# WHAT IS EXPECTED
The lines to extract begin at the one containing "What text is on this page?" and run to the end of the listing; set them down exactly and alone.

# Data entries
--------------------------------------------------
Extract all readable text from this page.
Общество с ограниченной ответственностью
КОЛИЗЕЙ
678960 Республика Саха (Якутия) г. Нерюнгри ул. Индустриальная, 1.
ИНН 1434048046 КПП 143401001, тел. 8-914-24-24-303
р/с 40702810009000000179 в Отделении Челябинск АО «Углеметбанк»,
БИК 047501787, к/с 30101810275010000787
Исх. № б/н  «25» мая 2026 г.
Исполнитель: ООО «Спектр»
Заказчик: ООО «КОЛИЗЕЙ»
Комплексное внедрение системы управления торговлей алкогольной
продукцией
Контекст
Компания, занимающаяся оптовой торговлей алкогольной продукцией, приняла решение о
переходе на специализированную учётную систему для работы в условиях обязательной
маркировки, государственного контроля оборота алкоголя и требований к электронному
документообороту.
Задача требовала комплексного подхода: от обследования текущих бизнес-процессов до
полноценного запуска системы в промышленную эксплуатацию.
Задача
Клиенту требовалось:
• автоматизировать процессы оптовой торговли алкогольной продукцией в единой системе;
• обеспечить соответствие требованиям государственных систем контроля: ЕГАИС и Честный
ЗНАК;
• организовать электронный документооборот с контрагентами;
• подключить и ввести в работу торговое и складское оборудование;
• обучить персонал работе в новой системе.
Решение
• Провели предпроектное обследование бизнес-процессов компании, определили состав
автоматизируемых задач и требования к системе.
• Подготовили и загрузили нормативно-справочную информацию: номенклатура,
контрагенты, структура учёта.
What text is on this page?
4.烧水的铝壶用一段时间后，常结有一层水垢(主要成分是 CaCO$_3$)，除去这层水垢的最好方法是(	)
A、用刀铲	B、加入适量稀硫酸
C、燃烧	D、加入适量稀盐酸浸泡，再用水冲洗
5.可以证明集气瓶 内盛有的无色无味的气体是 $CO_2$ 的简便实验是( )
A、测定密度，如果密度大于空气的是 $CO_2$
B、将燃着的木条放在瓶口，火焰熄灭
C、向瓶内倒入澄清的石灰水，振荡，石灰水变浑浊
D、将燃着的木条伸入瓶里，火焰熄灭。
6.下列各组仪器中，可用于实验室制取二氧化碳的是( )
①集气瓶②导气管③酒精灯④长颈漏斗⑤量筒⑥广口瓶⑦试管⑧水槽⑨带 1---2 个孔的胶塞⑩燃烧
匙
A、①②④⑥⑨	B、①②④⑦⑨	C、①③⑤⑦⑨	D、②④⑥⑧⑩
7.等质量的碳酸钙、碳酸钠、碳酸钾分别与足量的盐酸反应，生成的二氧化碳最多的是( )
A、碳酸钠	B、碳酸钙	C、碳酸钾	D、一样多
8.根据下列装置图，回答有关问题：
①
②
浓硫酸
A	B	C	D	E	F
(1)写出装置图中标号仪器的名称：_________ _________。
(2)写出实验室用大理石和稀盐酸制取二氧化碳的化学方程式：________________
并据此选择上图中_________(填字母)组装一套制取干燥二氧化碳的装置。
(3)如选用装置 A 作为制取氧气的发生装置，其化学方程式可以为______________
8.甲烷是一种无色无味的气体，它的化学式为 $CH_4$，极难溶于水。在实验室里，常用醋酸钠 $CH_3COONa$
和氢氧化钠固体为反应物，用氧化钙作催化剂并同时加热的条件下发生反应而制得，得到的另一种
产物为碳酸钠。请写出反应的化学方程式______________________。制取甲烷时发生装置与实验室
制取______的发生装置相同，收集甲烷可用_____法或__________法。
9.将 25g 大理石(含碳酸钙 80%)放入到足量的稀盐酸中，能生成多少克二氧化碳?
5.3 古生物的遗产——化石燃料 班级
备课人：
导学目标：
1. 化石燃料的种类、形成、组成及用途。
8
--------------------------------------------------
# RESPONSE BELOW
What text is on this page?
4.烧水的铝壶用一段时间后，常结有一层水垢(主要成分是 CaCO$_3$)，除去这层水垢的最好方法是(	)
A、用刀铲	B、加入适量稀硫酸
C、燃烧	D、加入适量稀盐酸浸泡，再用水冲洗
5.可以证明集气瓶 内盛有的无色无味的气体是 $CO_2$ 的简便实验是( )
A、测定密度，如果密度大于空气的是 $CO_2$
B、将燃着的木条放在瓶口，火焰熄灭
C、向瓶内倒入澄清的石灰水，振荡，石灰水变浑浊
D、将燃着的木条伸入瓶里，火焰熄灭。
6.下列各组仪器中，可用于实验室制取二氧化碳的是( )
①集气瓶②导气管③酒精灯④长颈漏斗⑤量筒⑥广口瓶⑦试管⑧水槽⑨带 1---2 个孔的胶塞⑩燃烧
匙
A、①②④⑥⑨	B、①②④⑦⑨	C、①③⑤⑦⑨	D、②④⑥⑧⑩
7.等质量的碳酸钙、碳酸钠、碳酸钾分别与足量的盐酸反应，生成的二氧化碳最多的是( )
A、碳酸钠	B、碳酸钙	C、碳酸钾	D、一样多
8.根据下列装置图，回答有关问题：
①
②
浓硫酸
A	B	C	D	E	F
(1)写出装置图中标号仪器的名称：_________ _________。
(2)写出实验室用大理石和稀盐酸制取二氧化碳的化学方程式：________________
并据此选择上图中_________(填字母)组装一套制取干燥二氧化碳的装置。
(3)如选用装置 A 作为制取氧气的发生装置，其化学方程式可以为______________
8.甲烷是一种无色无味的气体，它的化学式为 $CH_4$，极难溶于水。在实验室里，常用醋酸钠 $CH_3COONa$
和氢氧化钠固体为反应物，用氧化钙作催化剂并同时加热的条件下发生反应而制得，得到的另一种
产物为碳酸钠。请写出反应的化学方程式______________________。制取甲烷时发生装置与实验室
制取______的发生装置相同，收集甲烷可用_____法或__________法。
9.将 25g 大理石(含碳酸钙 80%)放入到足量的稀盐酸中，能生成多少克二氧化碳?
5.3 古生物的遗产——化石燃料 班级
备课人：
导学目标：
1. 化石燃料的种类、形成、组成及用途。
8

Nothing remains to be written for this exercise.